* **DIRECTIVE**
Every line that includes the word "content" is to be listed.

** Begin GIVEN RECORDS **

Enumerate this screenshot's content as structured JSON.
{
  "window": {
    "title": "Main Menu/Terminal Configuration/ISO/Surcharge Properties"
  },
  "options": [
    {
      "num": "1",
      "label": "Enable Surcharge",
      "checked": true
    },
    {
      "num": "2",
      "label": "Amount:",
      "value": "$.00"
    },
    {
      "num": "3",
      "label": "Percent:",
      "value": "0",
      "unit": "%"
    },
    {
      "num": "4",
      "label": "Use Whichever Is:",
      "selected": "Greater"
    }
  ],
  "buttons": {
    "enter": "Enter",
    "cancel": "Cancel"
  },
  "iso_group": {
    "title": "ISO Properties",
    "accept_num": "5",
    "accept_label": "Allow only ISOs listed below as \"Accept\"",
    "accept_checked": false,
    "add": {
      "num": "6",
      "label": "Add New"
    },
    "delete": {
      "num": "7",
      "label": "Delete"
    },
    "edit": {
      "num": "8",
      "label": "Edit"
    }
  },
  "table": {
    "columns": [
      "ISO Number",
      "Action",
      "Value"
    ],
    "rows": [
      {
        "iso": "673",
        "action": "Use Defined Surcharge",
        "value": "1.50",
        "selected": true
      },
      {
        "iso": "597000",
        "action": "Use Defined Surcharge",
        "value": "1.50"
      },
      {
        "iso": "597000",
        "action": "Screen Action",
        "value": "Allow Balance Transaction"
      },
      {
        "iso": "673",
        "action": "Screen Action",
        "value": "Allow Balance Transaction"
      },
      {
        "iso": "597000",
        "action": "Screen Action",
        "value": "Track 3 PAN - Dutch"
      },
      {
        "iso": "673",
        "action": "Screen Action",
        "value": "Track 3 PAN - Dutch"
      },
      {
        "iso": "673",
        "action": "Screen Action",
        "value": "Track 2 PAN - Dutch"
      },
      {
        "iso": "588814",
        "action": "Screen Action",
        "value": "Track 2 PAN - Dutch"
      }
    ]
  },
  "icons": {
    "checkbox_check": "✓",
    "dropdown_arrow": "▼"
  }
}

** End GIVEN RECORDS **
** Begin GIVEN RECORDS **

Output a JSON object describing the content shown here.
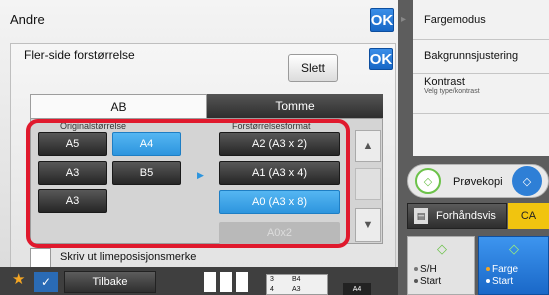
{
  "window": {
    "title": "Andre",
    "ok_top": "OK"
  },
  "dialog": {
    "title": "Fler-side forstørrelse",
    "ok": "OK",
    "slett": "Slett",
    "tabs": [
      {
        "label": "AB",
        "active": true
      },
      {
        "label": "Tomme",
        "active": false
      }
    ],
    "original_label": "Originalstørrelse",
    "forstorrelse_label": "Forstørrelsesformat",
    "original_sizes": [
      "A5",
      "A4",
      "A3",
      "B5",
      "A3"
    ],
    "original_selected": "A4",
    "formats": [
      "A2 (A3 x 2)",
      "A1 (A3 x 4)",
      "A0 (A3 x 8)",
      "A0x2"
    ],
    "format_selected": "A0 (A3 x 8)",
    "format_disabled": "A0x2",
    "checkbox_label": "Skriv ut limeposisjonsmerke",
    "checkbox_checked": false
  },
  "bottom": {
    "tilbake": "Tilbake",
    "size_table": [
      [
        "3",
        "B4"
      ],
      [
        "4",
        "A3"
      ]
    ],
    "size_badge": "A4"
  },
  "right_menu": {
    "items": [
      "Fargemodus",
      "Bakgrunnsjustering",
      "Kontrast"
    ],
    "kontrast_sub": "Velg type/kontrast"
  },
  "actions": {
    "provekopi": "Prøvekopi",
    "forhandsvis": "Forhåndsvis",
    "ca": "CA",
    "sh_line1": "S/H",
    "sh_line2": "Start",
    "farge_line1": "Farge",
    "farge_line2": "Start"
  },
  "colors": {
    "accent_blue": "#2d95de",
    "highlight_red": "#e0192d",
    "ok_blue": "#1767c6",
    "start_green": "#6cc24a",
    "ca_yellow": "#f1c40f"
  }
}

** End GIVEN RECORDS **

* **TASK RESULT**
Enumerate this screenshot's content as structured JSON.
Output a JSON object describing the content shown here.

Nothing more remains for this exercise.